TASK STATEMENT:
Please tally the lines of the records below that contain the string "дату". Reply with the number alone.

INFORMATION SUPPLIED:
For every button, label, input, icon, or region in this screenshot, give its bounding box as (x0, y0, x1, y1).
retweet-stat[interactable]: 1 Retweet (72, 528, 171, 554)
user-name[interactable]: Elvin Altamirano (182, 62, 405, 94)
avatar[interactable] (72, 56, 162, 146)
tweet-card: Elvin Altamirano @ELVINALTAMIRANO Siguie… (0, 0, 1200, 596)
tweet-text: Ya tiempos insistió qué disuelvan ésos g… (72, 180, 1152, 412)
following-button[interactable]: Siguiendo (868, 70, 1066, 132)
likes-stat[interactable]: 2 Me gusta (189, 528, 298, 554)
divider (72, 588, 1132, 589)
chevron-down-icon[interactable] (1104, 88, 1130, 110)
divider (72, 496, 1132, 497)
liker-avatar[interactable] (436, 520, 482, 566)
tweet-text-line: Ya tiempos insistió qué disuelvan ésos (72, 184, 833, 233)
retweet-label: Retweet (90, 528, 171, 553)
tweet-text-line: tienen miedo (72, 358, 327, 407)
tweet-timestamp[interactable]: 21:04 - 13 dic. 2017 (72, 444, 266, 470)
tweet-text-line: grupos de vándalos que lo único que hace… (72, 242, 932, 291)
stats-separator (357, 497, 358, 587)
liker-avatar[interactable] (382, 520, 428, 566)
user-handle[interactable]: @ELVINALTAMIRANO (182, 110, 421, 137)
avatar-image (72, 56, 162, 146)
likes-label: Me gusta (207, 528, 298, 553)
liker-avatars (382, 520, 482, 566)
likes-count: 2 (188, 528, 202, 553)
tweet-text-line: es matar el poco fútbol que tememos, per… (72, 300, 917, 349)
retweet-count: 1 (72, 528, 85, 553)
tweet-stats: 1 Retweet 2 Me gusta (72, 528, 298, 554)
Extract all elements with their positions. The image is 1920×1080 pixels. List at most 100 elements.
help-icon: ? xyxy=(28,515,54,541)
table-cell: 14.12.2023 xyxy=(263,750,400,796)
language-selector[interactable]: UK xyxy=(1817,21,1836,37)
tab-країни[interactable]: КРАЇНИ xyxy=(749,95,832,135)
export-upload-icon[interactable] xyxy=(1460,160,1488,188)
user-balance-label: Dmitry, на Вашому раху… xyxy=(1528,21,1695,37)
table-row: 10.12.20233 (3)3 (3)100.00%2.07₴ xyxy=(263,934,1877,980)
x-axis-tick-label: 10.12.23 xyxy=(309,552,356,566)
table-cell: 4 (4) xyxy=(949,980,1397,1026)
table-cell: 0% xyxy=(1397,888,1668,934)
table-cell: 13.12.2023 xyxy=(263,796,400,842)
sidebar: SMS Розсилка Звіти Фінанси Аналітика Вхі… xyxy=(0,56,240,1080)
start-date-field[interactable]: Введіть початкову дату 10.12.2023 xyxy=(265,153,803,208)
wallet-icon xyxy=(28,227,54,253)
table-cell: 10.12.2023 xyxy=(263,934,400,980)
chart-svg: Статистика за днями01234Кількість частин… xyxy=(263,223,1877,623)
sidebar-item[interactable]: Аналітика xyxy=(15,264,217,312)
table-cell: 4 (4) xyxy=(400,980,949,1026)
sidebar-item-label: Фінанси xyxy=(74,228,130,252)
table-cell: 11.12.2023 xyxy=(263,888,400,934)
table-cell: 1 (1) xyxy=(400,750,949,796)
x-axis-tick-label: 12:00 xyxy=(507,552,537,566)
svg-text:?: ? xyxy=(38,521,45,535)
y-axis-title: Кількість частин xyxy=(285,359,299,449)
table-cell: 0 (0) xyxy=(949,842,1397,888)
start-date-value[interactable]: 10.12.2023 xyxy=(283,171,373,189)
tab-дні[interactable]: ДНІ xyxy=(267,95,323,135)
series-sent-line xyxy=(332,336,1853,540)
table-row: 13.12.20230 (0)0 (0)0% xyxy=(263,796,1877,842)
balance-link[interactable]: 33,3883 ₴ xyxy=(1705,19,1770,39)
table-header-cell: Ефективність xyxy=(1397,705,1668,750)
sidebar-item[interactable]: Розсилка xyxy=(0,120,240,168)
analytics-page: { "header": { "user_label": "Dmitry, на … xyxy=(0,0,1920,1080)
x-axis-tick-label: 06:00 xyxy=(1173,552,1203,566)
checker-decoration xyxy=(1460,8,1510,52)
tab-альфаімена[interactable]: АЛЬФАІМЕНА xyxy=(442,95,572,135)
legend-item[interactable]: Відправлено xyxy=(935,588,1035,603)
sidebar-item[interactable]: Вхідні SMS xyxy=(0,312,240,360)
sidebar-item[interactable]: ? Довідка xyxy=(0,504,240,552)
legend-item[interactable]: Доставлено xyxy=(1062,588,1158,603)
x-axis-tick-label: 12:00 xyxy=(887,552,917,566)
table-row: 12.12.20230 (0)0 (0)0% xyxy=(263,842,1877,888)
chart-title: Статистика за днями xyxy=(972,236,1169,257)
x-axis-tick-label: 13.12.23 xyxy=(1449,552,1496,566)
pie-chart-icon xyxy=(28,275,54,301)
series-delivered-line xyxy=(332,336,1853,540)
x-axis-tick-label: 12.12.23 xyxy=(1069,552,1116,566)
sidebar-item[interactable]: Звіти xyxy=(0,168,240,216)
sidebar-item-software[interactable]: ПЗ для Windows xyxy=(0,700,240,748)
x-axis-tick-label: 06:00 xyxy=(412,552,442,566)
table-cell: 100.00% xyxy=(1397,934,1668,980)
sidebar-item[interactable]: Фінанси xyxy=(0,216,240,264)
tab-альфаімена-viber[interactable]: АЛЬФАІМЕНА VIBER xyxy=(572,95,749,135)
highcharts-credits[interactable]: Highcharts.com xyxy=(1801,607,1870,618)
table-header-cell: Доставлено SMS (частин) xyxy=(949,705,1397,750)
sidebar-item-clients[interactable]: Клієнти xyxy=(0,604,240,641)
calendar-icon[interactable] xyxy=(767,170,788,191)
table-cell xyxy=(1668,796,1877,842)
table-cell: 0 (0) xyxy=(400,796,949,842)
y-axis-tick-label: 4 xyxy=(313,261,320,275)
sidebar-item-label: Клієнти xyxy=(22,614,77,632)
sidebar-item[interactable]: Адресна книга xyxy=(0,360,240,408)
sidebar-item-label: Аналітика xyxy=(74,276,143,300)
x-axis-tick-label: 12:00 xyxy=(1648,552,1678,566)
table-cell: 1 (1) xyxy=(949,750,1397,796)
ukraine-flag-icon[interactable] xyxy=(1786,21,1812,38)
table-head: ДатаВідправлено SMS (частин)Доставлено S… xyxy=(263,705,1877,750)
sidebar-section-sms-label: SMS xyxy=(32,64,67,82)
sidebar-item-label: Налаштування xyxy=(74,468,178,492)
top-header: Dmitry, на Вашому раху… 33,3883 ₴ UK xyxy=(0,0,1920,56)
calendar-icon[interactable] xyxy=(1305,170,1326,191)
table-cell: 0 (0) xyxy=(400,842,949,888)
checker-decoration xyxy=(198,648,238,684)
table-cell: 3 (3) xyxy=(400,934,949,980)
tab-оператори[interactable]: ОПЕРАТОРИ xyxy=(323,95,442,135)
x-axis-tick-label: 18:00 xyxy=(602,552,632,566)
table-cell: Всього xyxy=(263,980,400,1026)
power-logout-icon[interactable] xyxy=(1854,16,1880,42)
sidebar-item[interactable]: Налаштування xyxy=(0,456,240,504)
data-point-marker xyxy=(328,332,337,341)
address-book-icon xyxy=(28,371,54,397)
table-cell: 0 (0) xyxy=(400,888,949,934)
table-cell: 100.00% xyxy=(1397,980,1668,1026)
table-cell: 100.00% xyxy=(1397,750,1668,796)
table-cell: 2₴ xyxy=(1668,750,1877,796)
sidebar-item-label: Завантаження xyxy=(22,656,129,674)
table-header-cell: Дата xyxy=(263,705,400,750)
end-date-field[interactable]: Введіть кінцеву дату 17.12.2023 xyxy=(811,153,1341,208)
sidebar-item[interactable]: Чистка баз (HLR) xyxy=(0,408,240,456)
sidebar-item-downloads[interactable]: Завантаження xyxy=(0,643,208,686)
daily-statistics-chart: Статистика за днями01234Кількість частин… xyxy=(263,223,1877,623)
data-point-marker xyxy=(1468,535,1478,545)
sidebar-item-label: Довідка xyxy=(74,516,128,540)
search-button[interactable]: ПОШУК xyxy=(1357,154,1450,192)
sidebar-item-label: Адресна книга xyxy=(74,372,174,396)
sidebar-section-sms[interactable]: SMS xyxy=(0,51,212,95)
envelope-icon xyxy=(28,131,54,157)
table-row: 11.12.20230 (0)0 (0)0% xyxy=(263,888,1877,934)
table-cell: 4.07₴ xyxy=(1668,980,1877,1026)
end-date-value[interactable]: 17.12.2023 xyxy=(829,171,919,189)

CORRECT ANSWER:
2